◆ **TAREFA ATRIBUÍDA**: Continue o trecho sobre a valorização das mulheres no mundo da arte a partir da última frase apresentada.

◆ **TRECHO SELECIONADO**:
Este ano, o FMM trouxe-nos um cartaz com muitas mulheres. O que sente que ainda falta fazer para valorizar ainda mais as mulheres no mundo da arte?
Seja mulher ou homem, o valor de alguém na arte ou noutra área qualquer ninguém o tira, nem mesmo a guerra. É com o tempo. Existe aquele velho ditado que diz o tempo tudo revela e tudo demonstra. O tempo põe tudo no sítio. Às vezes não põe. Existem várias lutas, várias frentes, digamos assim. Sabemos que ainda existe um caminho a percorrer, mas a pouco e pouco acho que tudo vai chegar à normalidade. As pessoas vão poder aceitar-se umas às outras com tempo. Faz parte da evolução. Todas estas lutas vão levar um caminho natural. Assim como há uns tempos, lembro-me de um amigo sofrer horrores para me contar que gostava de homens. Nós fomos para o meio da serra de Sintra para ele me contar. Eu até disse: então, é só isso? Por amor a Deus! Cada pessoa tem essa liberdade, seja em que aspeto for. Sim, às vezes ficamos muito divididos. Temos de ser mais unidos e se calhar discutir menos. Já tenho 53 anos, mas esta é a minha forma de ver as coisas.

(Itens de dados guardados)
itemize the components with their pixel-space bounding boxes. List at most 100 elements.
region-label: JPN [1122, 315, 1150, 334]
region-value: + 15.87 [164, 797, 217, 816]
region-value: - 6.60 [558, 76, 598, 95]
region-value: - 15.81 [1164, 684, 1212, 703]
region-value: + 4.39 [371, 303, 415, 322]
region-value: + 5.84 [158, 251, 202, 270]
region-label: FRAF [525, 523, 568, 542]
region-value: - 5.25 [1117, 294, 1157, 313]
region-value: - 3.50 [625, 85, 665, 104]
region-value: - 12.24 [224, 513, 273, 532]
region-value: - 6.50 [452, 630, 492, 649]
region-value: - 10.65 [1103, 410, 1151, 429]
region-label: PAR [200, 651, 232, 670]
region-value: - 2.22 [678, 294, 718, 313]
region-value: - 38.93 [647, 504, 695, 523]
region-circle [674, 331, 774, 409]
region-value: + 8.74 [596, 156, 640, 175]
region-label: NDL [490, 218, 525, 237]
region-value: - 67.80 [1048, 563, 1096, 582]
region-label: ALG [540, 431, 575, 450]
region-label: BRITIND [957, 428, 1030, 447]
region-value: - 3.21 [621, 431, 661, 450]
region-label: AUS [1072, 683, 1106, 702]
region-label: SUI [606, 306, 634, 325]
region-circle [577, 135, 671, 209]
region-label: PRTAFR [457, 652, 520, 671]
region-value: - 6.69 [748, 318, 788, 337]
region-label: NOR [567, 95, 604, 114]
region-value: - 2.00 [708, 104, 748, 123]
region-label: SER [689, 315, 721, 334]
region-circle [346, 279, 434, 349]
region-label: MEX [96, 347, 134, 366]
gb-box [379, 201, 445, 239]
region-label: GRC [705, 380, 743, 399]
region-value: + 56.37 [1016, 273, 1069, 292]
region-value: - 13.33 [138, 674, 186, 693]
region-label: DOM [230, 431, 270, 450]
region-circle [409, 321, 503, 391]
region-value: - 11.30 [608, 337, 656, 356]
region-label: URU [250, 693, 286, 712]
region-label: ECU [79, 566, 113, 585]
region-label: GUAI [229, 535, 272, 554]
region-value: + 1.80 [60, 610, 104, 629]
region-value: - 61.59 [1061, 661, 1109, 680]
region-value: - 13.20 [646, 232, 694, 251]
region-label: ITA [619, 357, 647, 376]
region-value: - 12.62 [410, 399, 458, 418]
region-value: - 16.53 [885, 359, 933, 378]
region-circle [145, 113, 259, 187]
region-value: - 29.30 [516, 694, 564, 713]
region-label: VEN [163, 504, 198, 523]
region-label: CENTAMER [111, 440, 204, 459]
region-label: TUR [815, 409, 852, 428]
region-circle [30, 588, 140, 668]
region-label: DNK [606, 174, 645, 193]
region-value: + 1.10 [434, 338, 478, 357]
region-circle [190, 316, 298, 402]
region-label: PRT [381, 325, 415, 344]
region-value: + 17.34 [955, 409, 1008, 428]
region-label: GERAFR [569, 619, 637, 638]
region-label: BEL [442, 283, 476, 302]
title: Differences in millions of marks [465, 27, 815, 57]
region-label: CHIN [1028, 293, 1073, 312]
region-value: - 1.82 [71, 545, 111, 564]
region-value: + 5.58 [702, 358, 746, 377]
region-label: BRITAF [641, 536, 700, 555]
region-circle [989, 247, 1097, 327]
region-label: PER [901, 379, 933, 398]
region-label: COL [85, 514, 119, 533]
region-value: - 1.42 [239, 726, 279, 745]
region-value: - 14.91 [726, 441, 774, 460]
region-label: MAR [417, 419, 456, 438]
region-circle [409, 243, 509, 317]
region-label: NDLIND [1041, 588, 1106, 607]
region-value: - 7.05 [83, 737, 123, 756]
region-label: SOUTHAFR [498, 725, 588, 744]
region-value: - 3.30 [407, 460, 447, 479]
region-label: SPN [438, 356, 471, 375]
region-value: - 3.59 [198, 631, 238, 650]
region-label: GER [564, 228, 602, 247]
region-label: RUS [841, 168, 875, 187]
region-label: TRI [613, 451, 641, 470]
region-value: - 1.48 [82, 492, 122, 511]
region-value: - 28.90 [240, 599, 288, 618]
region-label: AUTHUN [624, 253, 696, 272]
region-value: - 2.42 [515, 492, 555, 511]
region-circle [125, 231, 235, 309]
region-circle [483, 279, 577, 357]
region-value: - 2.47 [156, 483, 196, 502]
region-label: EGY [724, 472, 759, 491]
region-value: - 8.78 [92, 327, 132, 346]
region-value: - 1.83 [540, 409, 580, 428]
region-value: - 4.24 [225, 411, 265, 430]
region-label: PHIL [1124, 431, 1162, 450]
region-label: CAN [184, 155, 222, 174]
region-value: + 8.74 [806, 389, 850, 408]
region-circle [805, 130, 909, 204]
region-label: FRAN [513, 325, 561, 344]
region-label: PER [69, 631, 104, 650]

◆ **RESPOSTA**:
Antes de entrar em palco, existe algum ritual que a Dulce faça para se preparar?
Normalmente faço sempre dois exercícios de aquecimento vocal. Não faço mais porque o esforço vai acontecer em palco. Fazer muito aquecimento vocal não é bom. Já estou a falar como uma professora vocal. Um dia vou ser professora, mas não agora, ainda falta algum tempo. Às vezes as pessoas pensam que o facto de fazer muito exercício é o que se deve fazer, mas não. Quando se canta muito e muito seguido, é preciso ter esses cuidados. Faço a respiração de ioga e também faço os movimentos para me focar e concentrar. Eu tenho tensão baixa, mas a tensão acaba sempre por disparar. E faço isso para me controlar. No momento de entrar em palco, a sensação que sempre tenho é que vou voar, mas posso despenhar-me a mil à hora. Quanto mais tempo de carreira temos e depois de tanto tempo, pode acontecer algo desse tipo.

Lançou o álbum em fevereiro e agora passou por Sines. Qual é a próxima etapa?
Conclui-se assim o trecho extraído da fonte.